Page extract:

Chevron is trying to criminalize those who fight for justice in Ecuador. Support Steven Donziger.Video: AmazonWatch 22 February 2022

Despite the massive global movement and influential voices demanding justice for Donziger, US President Biden has remained completely silent. The Justice Department has so far ignored letters from Congress, and the State Department has not responded to the UN Working Group on Arbitrary Detention. Even the Administrative Office of US Courts ignored a direct request from US Senators to respond to questions about the unusual judicial process in the criminal contempt of court case against Donziger. But the Biden administration’s effort to bury its head in the sand hasn’t hindered the growing movement to hold Chevron accountable. It has achieved the opposite.

This month an international campaign led by Amnesty International and signed by over 100 organizations called on Biden to pardon Donziger. New campaigns have been launched exposing the actions of Chevon’s law firm Gibson Dunn & Crutcher as a firm abetting ‘human rights violations by multinational corporations the world over’, and a nationwide group called Law Students for Climate Accountability have organized a ‘Done with Dunn’ boycott campaign against the firm, with protests in March at GDC offices in San Francisco, New York, and Washington DC. Over 200 organizations recently signed a letter to the Senate Judiciary Committee asking it to block the nomination of GDC partner Jennifer Rearden to the federal bench.

Provided material:
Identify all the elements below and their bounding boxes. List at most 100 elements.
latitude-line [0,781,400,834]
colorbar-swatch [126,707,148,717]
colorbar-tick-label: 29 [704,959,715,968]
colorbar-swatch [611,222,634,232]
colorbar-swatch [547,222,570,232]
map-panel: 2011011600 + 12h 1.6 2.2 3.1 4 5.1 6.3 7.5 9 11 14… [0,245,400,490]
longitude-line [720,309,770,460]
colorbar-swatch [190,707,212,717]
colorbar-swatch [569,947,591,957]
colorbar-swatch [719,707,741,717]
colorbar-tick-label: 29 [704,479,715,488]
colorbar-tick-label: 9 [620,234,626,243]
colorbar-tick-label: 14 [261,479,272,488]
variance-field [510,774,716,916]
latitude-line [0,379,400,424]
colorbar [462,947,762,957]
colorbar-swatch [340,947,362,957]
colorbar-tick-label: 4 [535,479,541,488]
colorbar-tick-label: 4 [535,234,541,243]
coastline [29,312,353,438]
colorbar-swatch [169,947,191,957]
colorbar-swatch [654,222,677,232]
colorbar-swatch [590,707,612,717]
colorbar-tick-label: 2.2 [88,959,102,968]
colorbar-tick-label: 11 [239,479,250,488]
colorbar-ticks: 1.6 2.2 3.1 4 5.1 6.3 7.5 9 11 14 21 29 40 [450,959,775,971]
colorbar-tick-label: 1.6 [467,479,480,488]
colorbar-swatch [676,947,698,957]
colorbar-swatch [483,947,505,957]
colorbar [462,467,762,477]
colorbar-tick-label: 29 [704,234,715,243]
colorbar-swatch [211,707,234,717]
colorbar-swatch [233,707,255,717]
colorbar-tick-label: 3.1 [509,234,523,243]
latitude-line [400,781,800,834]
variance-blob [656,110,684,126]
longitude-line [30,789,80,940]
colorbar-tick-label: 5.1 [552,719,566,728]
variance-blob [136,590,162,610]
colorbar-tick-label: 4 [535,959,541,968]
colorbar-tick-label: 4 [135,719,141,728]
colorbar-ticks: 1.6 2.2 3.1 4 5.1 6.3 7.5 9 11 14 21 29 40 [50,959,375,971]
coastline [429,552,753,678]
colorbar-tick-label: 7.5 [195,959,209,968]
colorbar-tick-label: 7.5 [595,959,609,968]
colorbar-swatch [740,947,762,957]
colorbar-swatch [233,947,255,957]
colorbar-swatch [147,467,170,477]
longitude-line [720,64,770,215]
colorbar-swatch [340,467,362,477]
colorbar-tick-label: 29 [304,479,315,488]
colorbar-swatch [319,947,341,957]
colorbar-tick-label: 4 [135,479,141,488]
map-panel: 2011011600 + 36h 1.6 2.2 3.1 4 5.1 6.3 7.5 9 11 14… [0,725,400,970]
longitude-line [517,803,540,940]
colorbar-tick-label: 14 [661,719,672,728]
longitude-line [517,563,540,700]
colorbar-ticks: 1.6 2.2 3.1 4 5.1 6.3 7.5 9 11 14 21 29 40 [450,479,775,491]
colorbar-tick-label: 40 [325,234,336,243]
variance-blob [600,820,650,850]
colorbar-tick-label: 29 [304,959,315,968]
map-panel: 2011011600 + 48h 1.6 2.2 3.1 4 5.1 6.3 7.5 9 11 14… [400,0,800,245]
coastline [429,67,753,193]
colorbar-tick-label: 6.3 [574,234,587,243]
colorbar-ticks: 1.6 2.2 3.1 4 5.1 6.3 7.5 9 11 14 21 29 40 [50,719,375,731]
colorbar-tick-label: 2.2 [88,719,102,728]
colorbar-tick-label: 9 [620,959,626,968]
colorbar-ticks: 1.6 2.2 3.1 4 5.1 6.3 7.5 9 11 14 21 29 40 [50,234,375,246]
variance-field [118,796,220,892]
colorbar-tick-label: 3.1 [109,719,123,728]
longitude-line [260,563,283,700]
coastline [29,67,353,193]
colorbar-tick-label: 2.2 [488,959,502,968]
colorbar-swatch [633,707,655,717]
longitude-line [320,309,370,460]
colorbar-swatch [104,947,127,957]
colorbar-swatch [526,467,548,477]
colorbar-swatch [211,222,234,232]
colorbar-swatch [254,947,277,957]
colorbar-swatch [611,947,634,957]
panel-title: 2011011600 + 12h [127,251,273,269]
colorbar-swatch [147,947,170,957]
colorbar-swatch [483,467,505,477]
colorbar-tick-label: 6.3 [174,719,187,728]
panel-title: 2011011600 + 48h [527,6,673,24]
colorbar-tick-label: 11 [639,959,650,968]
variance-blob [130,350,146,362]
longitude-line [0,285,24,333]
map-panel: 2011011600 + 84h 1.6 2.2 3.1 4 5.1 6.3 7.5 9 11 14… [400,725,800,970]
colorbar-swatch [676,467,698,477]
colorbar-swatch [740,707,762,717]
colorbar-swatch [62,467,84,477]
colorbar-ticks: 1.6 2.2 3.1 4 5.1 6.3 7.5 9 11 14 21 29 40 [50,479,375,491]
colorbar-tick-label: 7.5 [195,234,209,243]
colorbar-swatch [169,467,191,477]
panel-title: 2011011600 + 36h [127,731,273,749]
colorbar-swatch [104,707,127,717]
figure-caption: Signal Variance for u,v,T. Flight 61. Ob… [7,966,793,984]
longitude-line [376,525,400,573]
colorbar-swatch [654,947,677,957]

Work request A:
Using the Donziger passage, answer these:
(i) To which body has the State Department not responded?
(ii) Which organization led the international campaign calling on Biden to pardon Donziger?
(iii) In which cities were the March protests at GDC offices held?
Work request B: Reproduce the part of the Donziger passage starting at "Chevron is trying" and ending at "achieved the opposite.".
The items were taken from a different source than the text.

Problem solution A:
(i) The UN Working Group on Arbitrary Detention.
(ii) Amnesty International.
(iii) San Francisco, New York, and Washington DC.

Problem solution B:
Chevron is trying to criminalize those who fight for justice in Ecuador. Support Steven Donziger.Video: AmazonWatch 22 February 2022

Despite the massive global movement and influential voices demanding justice for Donziger, US President Biden has remained completely silent. The Justice Department has so far ignored letters from Congress, and the State Department has not responded to the UN Working Group on Arbitrary Detention. Even the Administrative Office of US Courts ignored a direct request from US Senators to respond to questions about the unusual judicial process in the criminal contempt of court case against Donziger. But the Biden administration’s effort to bury its head in the sand hasn’t hindered the growing movement to hold Chevron accountable. It has achieved the opposite.